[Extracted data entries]
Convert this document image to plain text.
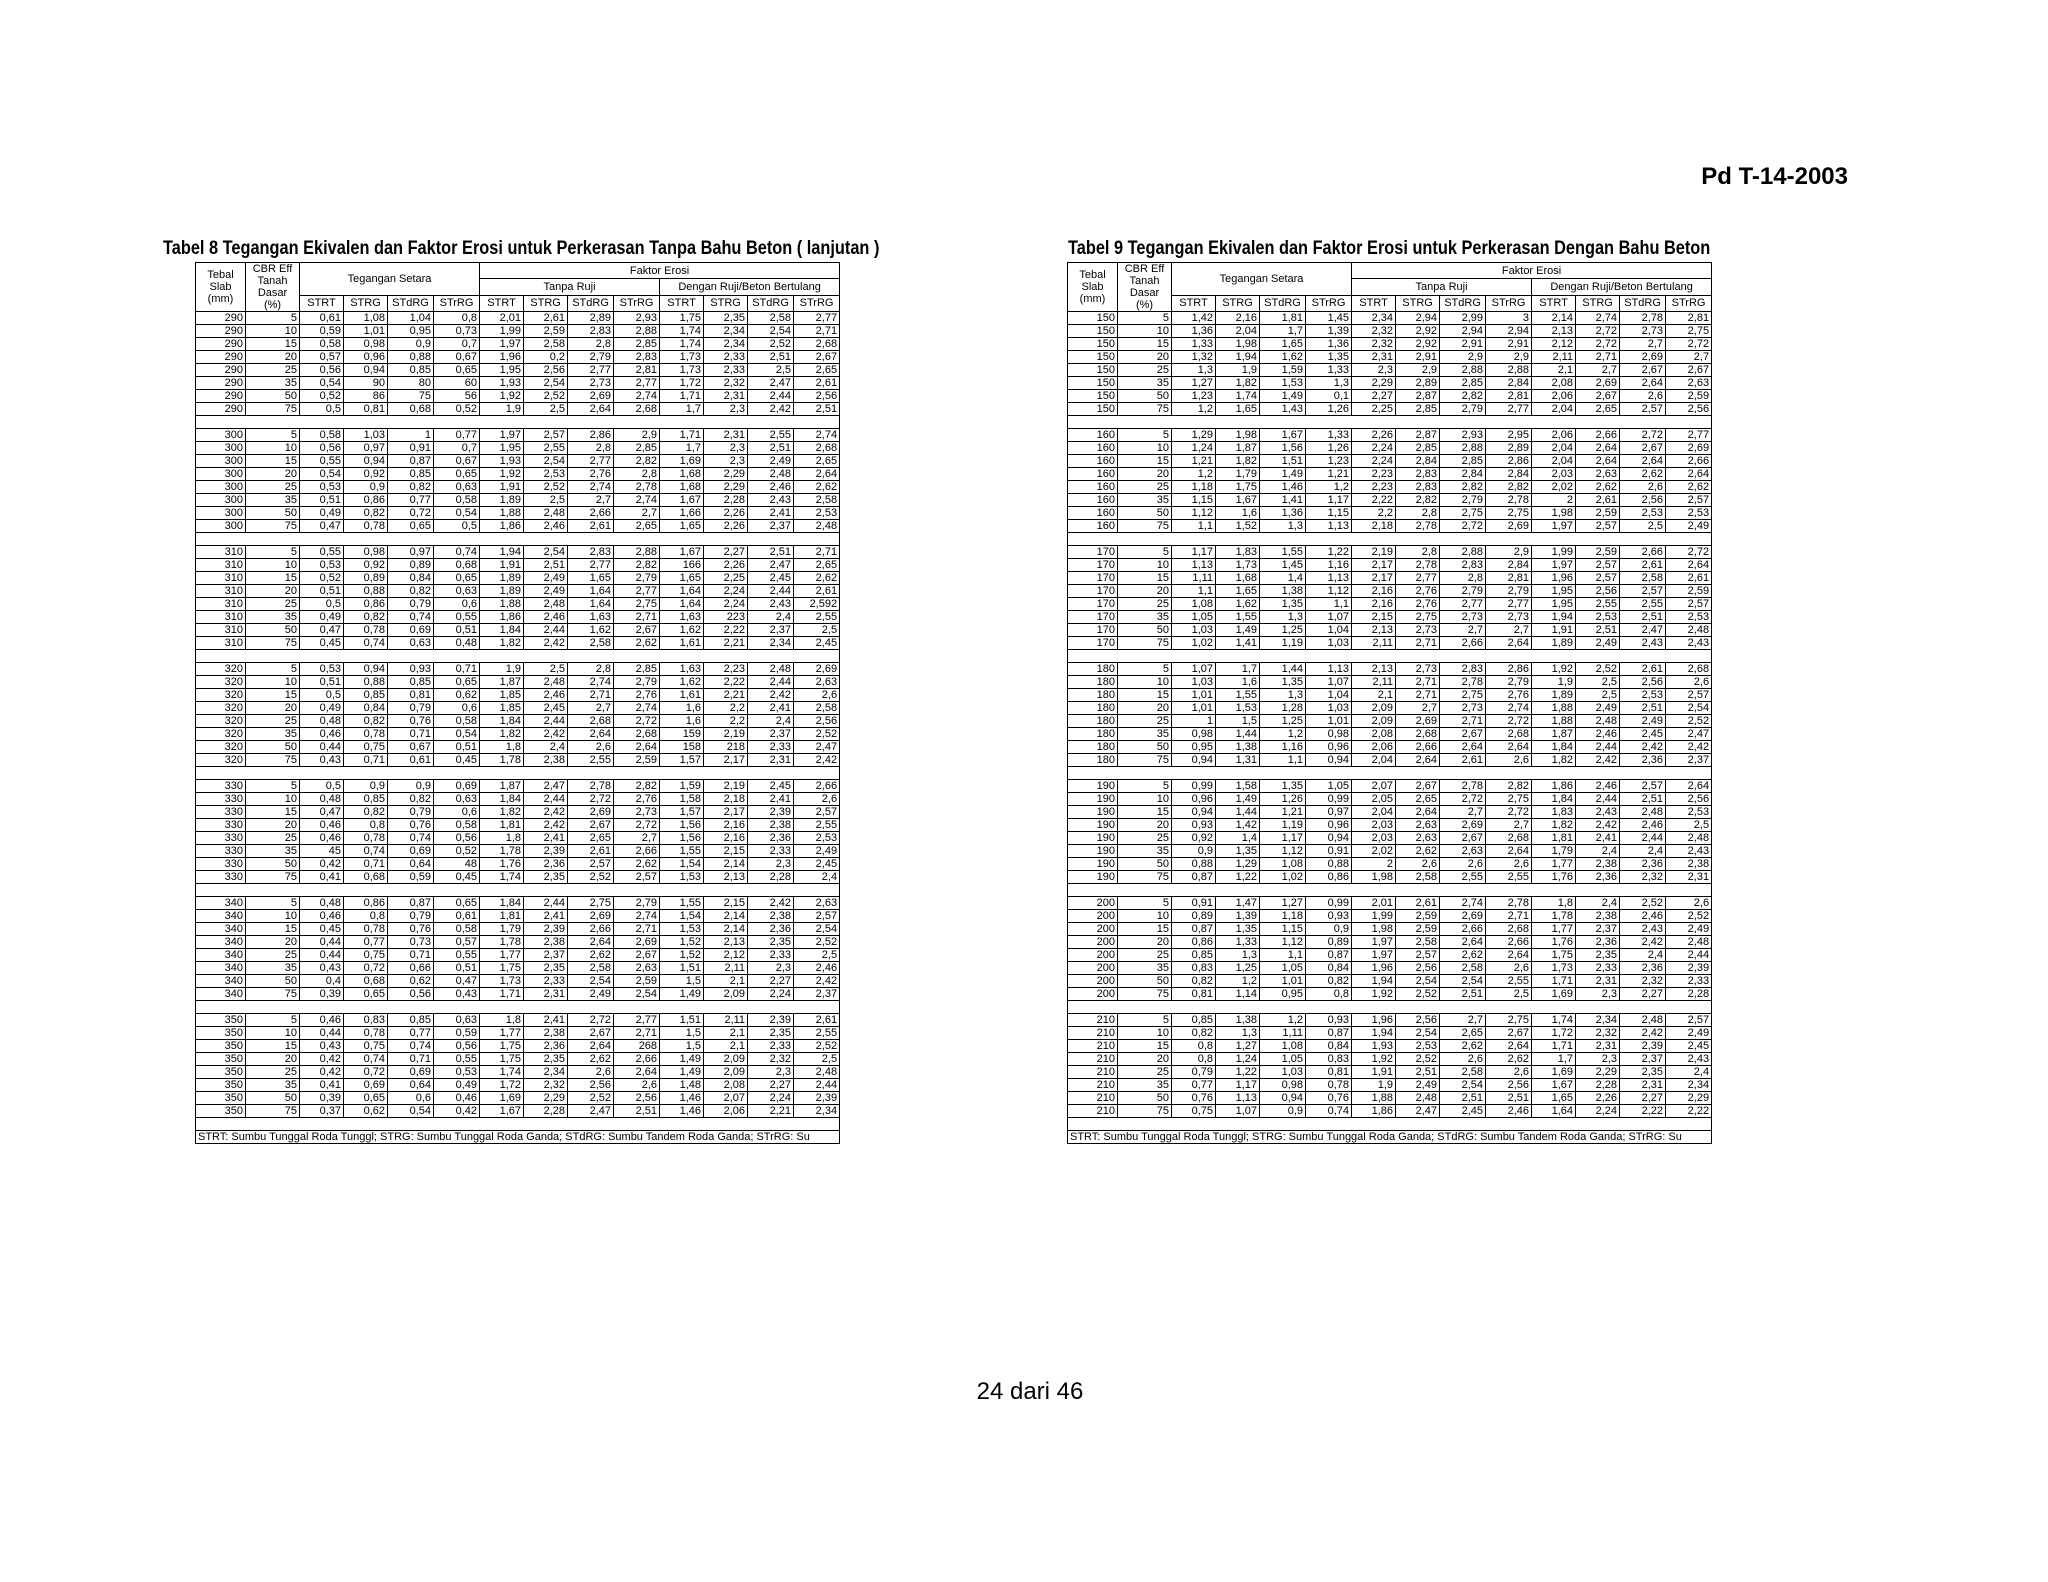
Pd T-14-2003
Tabel 8 Tegangan Ekivalen dan Faktor Erosi untuk Perkerasan Tanpa Bahu Beton ( lanjutan )
Tebal Slab (mm)	CBR Eff Tanah Dasar (%)	Tegangan Setara				Faktor Erosi							
						Tanpa Ruji				Dengan Ruji/Beton Bertulang			
		STRT	STRG	STdRG	STrRG	STRT	STRG	STdRG	STrRG	STRT	STRG	STdRG	STrRG
290	5	0,61	1,08	1,04	0,8	2,01	2,61	2,89	2,93	1,75	2,35	2,58	2,77
290	10	0,59	1,01	0,95	0,73	1,99	2,59	2,83	2,88	1,74	2,34	2,54	2,71
290	15	0,58	0,98	0,9	0,7	1,97	2,58	2,8	2,85	1,74	2,34	2,52	2,68
290	20	0,57	0,96	0,88	0,67	1,96	0,2	2,79	2,83	1,73	2,33	2,51	2,67
290	25	0,56	0,94	0,85	0,65	1,95	2,56	2,77	2,81	1,73	2,33	2,5	2,65
290	35	0,54	90	80	60	1,93	2,54	2,73	2,77	1,72	2,32	2,47	2,61
290	50	0,52	86	75	56	1,92	2,52	2,69	2,74	1,71	2,31	2,44	2,56
290	75	0,5	0,81	0,68	0,52	1,9	2,5	2,64	2,68	1,7	2,3	2,42	2,51

300	5	0,58	1,03	1	0,77	1,97	2,57	2,86	2,9	1,71	2,31	2,55	2,74
300	10	0,56	0,97	0,91	0,7	1,95	2,55	2,8	2,85	1,7	2,3	2,51	2,68
300	15	0,55	0,94	0,87	0,67	1,93	2,54	2,77	2,82	1,69	2,3	2,49	2,65
300	20	0,54	0,92	0,85	0,65	1,92	2,53	2,76	2,8	1,68	2,29	2,48	2,64
300	25	0,53	0,9	0,82	0,63	1,91	2,52	2,74	2,78	1,68	2,29	2,46	2,62
300	35	0,51	0,86	0,77	0,58	1,89	2,5	2,7	2,74	1,67	2,28	2,43	2,58
300	50	0,49	0,82	0,72	0,54	1,88	2,48	2,66	2,7	1,66	2,26	2,41	2,53
300	75	0,47	0,78	0,65	0,5	1,86	2,46	2,61	2,65	1,65	2,26	2,37	2,48

310	5	0,55	0,98	0,97	0,74	1,94	2,54	2,83	2,88	1,67	2,27	2,51	2,71
310	10	0,53	0,92	0,89	0,68	1,91	2,51	2,77	2,82	166	2,26	2,47	2,65
310	15	0,52	0,89	0,84	0,65	1,89	2,49	1,65	2,79	1,65	2,25	2,45	2,62
310	20	0,51	0,88	0,82	0,63	1,89	2,49	1,64	2,77	1,64	2,24	2,44	2,61
310	25	0,5	0,86	0,79	0,6	1,88	2,48	1,64	2,75	1,64	2,24	2,43	2,592
310	35	0,49	0,82	0,74	0,55	1,86	2,46	1,63	2,71	1,63	223	2,4	2,55
310	50	0,47	0,78	0,69	0,51	1,84	2,44	1,62	2,67	1,62	2,22	2,37	2,5
310	75	0,45	0,74	0,63	0,48	1,82	2,42	2,58	2,62	1,61	2,21	2,34	2,45

320	5	0,53	0,94	0,93	0,71	1,9	2,5	2,8	2,85	1,63	2,23	2,48	2,69
320	10	0,51	0,88	0,85	0,65	1,87	2,48	2,74	2,79	1,62	2,22	2,44	2,63
320	15	0,5	0,85	0,81	0,62	1,85	2,46	2,71	2,76	1,61	2,21	2,42	2,6
320	20	0,49	0,84	0,79	0,6	1,85	2,45	2,7	2,74	1,6	2,2	2,41	2,58
320	25	0,48	0,82	0,76	0,58	1,84	2,44	2,68	2,72	1,6	2,2	2,4	2,56
320	35	0,46	0,78	0,71	0,54	1,82	2,42	2,64	2,68	159	2,19	2,37	2,52
320	50	0,44	0,75	0,67	0,51	1,8	2,4	2,6	2,64	158	218	2,33	2,47
320	75	0,43	0,71	0,61	0,45	1,78	2,38	2,55	2,59	1,57	2,17	2,31	2,42

330	5	0,5	0,9	0,9	0,69	1,87	2,47	2,78	2,82	1,59	2,19	2,45	2,66
330	10	0,48	0,85	0,82	0,63	1,84	2,44	2,72	2,76	1,58	2,18	2,41	2,6
330	15	0,47	0,82	0,79	0,6	1,82	2,42	2,69	2,73	1,57	2,17	2,39	2,57
330	20	0,46	0,8	0,76	0,58	1,81	2,42	2,67	2,72	1,56	2,16	2,38	2,55
330	25	0,46	0,78	0,74	0,56	1,8	2,41	2,65	2,7	1,56	2,16	2,36	2,53
330	35	45	0,74	0,69	0,52	1,78	2,39	2,61	2,66	1,55	2,15	2,33	2,49
330	50	0,42	0,71	0,64	48	1,76	2,36	2,57	2,62	1,54	2,14	2,3	2,45
330	75	0,41	0,68	0,59	0,45	1,74	2,35	2,52	2,57	1,53	2,13	2,28	2,4

340	5	0,48	0,86	0,87	0,65	1,84	2,44	2,75	2,79	1,55	2,15	2,42	2,63
340	10	0,46	0,8	0,79	0,61	1,81	2,41	2,69	2,74	1,54	2,14	2,38	2,57
340	15	0,45	0,78	0,76	0,58	1,79	2,39	2,66	2,71	1,53	2,14	2,36	2,54
340	20	0,44	0,77	0,73	0,57	1,78	2,38	2,64	2,69	1,52	2,13	2,35	2,52
340	25	0,44	0,75	0,71	0,55	1,77	2,37	2,62	2,67	1,52	2,12	2,33	2,5
340	35	0,43	0,72	0,66	0,51	1,75	2,35	2,58	2,63	1,51	2,11	2,3	2,46
340	50	0,4	0,68	0,62	0,47	1,73	2,33	2,54	2,59	1,5	2,1	2,27	2,42
340	75	0,39	0,65	0,56	0,43	1,71	2,31	2,49	2,54	1,49	2,09	2,24	2,37

350	5	0,46	0,83	0,85	0,63	1,8	2,41	2,72	2,77	1,51	2,11	2,39	2,61
350	10	0,44	0,78	0,77	0,59	1,77	2,38	2,67	2,71	1,5	2,1	2,35	2,55
350	15	0,43	0,75	0,74	0,56	1,75	2,36	2,64	268	1,5	2,1	2,33	2,52
350	20	0,42	0,74	0,71	0,55	1,75	2,35	2,62	2,66	1,49	2,09	2,32	2,5
350	25	0,42	0,72	0,69	0,53	1,74	2,34	2,6	2,64	1,49	2,09	2,3	2,48
350	35	0,41	0,69	0,64	0,49	1,72	2,32	2,56	2,6	1,48	2,08	2,27	2,44
350	50	0,39	0,65	0,6	0,46	1,69	2,29	2,52	2,56	1,46	2,07	2,24	2,39
350	75	0,37	0,62	0,54	0,42	1,67	2,28	2,47	2,51	1,46	2,06	2,21	2,34

STRT: Sumbu Tunggal Roda Tunggl; STRG: Sumbu Tunggal Roda Ganda; STdRG: Sumbu Tandem Roda Ganda; STrRG: Su													
Tabel 9 Tegangan Ekivalen dan Faktor Erosi untuk Perkerasan Dengan Bahu Beton
Tebal Slab (mm)	CBR Eff Tanah Dasar (%)	Tegangan Setara				Faktor Erosi							
						Tanpa Ruji				Dengan Ruji/Beton Bertulang			
		STRT	STRG	STdRG	STrRG	STRT	STRG	STdRG	STrRG	STRT	STRG	STdRG	STrRG
150	5	1,42	2,16	1,81	1,45	2,34	2,94	2,99	3	2,14	2,74	2,78	2,81
150	10	1,36	2,04	1,7	1,39	2,32	2,92	2,94	2,94	2,13	2,72	2,73	2,75
150	15	1,33	1,98	1,65	1,36	2,32	2,92	2,91	2,91	2,12	2,72	2,7	2,72
150	20	1,32	1,94	1,62	1,35	2,31	2,91	2,9	2,9	2,11	2,71	2,69	2,7
150	25	1,3	1,9	1,59	1,33	2,3	2,9	2,88	2,88	2,1	2,7	2,67	2,67
150	35	1,27	1,82	1,53	1,3	2,29	2,89	2,85	2,84	2,08	2,69	2,64	2,63
150	50	1,23	1,74	1,49	0,1	2,27	2,87	2,82	2,81	2,06	2,67	2,6	2,59
150	75	1,2	1,65	1,43	1,26	2,25	2,85	2,79	2,77	2,04	2,65	2,57	2,56

160	5	1,29	1,98	1,67	1,33	2,26	2,87	2,93	2,95	2,06	2,66	2,72	2,77
160	10	1,24	1,87	1,56	1,26	2,24	2,85	2,88	2,89	2,04	2,64	2,67	2,69
160	15	1,21	1,82	1,51	1,23	2,24	2,84	2,85	2,86	2,04	2,64	2,64	2,66
160	20	1,2	1,79	1,49	1,21	2,23	2,83	2,84	2,84	2,03	2,63	2,62	2,64
160	25	1,18	1,75	1,46	1,2	2,23	2,83	2,82	2,82	2,02	2,62	2,6	2,62
160	35	1,15	1,67	1,41	1,17	2,22	2,82	2,79	2,78	2	2,61	2,56	2,57
160	50	1,12	1,6	1,36	1,15	2,2	2,8	2,75	2,75	1,98	2,59	2,53	2,53
160	75	1,1	1,52	1,3	1,13	2,18	2,78	2,72	2,69	1,97	2,57	2,5	2,49

170	5	1,17	1,83	1,55	1,22	2,19	2,8	2,88	2,9	1,99	2,59	2,66	2,72
170	10	1,13	1,73	1,45	1,16	2,17	2,78	2,83	2,84	1,97	2,57	2,61	2,64
170	15	1,11	1,68	1,4	1,13	2,17	2,77	2,8	2,81	1,96	2,57	2,58	2,61
170	20	1,1	1,65	1,38	1,12	2,16	2,76	2,79	2,79	1,95	2,56	2,57	2,59
170	25	1,08	1,62	1,35	1,1	2,16	2,76	2,77	2,77	1,95	2,55	2,55	2,57
170	35	1,05	1,55	1,3	1,07	2,15	2,75	2,73	2,73	1,94	2,53	2,51	2,53
170	50	1,03	1,49	1,25	1,04	2,13	2,73	2,7	2,7	1,91	2,51	2,47	2,48
170	75	1,02	1,41	1,19	1,03	2,11	2,71	2,66	2,64	1,89	2,49	2,43	2,43

180	5	1,07	1,7	1,44	1,13	2,13	2,73	2,83	2,86	1,92	2,52	2,61	2,68
180	10	1,03	1,6	1,35	1,07	2,11	2,71	2,78	2,79	1,9	2,5	2,56	2,6
180	15	1,01	1,55	1,3	1,04	2,1	2,71	2,75	2,76	1,89	2,5	2,53	2,57
180	20	1,01	1,53	1,28	1,03	2,09	2,7	2,73	2,74	1,88	2,49	2,51	2,54
180	25	1	1,5	1,25	1,01	2,09	2,69	2,71	2,72	1,88	2,48	2,49	2,52
180	35	0,98	1,44	1,2	0,98	2,08	2,68	2,67	2,68	1,87	2,46	2,45	2,47
180	50	0,95	1,38	1,16	0,96	2,06	2,66	2,64	2,64	1,84	2,44	2,42	2,42
180	75	0,94	1,31	1,1	0,94	2,04	2,64	2,61	2,6	1,82	2,42	2,36	2,37

190	5	0,99	1,58	1,35	1,05	2,07	2,67	2,78	2,82	1,86	2,46	2,57	2,64
190	10	0,96	1,49	1,26	0,99	2,05	2,65	2,72	2,75	1,84	2,44	2,51	2,56
190	15	0,94	1,44	1,21	0,97	2,04	2,64	2,7	2,72	1,83	2,43	2,48	2,53
190	20	0,93	1,42	1,19	0,96	2,03	2,63	2,69	2,7	1,82	2,42	2,46	2,5
190	25	0,92	1,4	1,17	0,94	2,03	2,63	2,67	2,68	1,81	2,41	2,44	2,48
190	35	0,9	1,35	1,12	0,91	2,02	2,62	2,63	2,64	1,79	2,4	2,4	2,43
190	50	0,88	1,29	1,08	0,88	2	2,6	2,6	2,6	1,77	2,38	2,36	2,38
190	75	0,87	1,22	1,02	0,86	1,98	2,58	2,55	2,55	1,76	2,36	2,32	2,31

200	5	0,91	1,47	1,27	0,99	2,01	2,61	2,74	2,78	1,8	2,4	2,52	2,6
200	10	0,89	1,39	1,18	0,93	1,99	2,59	2,69	2,71	1,78	2,38	2,46	2,52
200	15	0,87	1,35	1,15	0,9	1,98	2,59	2,66	2,68	1,77	2,37	2,43	2,49
200	20	0,86	1,33	1,12	0,89	1,97	2,58	2,64	2,66	1,76	2,36	2,42	2,48
200	25	0,85	1,3	1,1	0,87	1,97	2,57	2,62	2,64	1,75	2,35	2,4	2,44
200	35	0,83	1,25	1,05	0,84	1,96	2,56	2,58	2,6	1,73	2,33	2,36	2,39
200	50	0,82	1,2	1,01	0,82	1,94	2,54	2,54	2,55	1,71	2,31	2,32	2,33
200	75	0,81	1,14	0,95	0,8	1,92	2,52	2,51	2,5	1,69	2,3	2,27	2,28

210	5	0,85	1,38	1,2	0,93	1,96	2,56	2,7	2,75	1,74	2,34	2,48	2,57
210	10	0,82	1,3	1,11	0,87	1,94	2,54	2,65	2,67	1,72	2,32	2,42	2,49
210	15	0,8	1,27	1,08	0,84	1,93	2,53	2,62	2,64	1,71	2,31	2,39	2,45
210	20	0,8	1,24	1,05	0,83	1,92	2,52	2,6	2,62	1,7	2,3	2,37	2,43
210	25	0,79	1,22	1,03	0,81	1,91	2,51	2,58	2,6	1,69	2,29	2,35	2,4
210	35	0,77	1,17	0,98	0,78	1,9	2,49	2,54	2,56	1,67	2,28	2,31	2,34
210	50	0,76	1,13	0,94	0,76	1,88	2,48	2,51	2,51	1,65	2,26	2,27	2,29
210	75	0,75	1,07	0,9	0,74	1,86	2,47	2,45	2,46	1,64	2,24	2,22	2,22

STRT: Sumbu Tunggal Roda Tunggl; STRG: Sumbu Tunggal Roda Ganda; STdRG: Sumbu Tandem Roda Ganda; STrRG: Su													
24 dari 46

• [What the exercise asks]
Copy out each line that contains the word "Erosi".

• [Exercise answer]
Tabel 8 Tegangan Ekivalen dan Faktor Erosi untuk Perkerasan Tanpa Bahu Beton ( lanjutan )
Tebal Slab (mm)	CBR Eff Tanah Dasar (%)	Tegangan Setara				Faktor Erosi							
Tabel 9 Tegangan Ekivalen dan Faktor Erosi untuk Perkerasan Dengan Bahu Beton
Tebal Slab (mm)	CBR Eff Tanah Dasar (%)	Tegangan Setara				Faktor Erosi							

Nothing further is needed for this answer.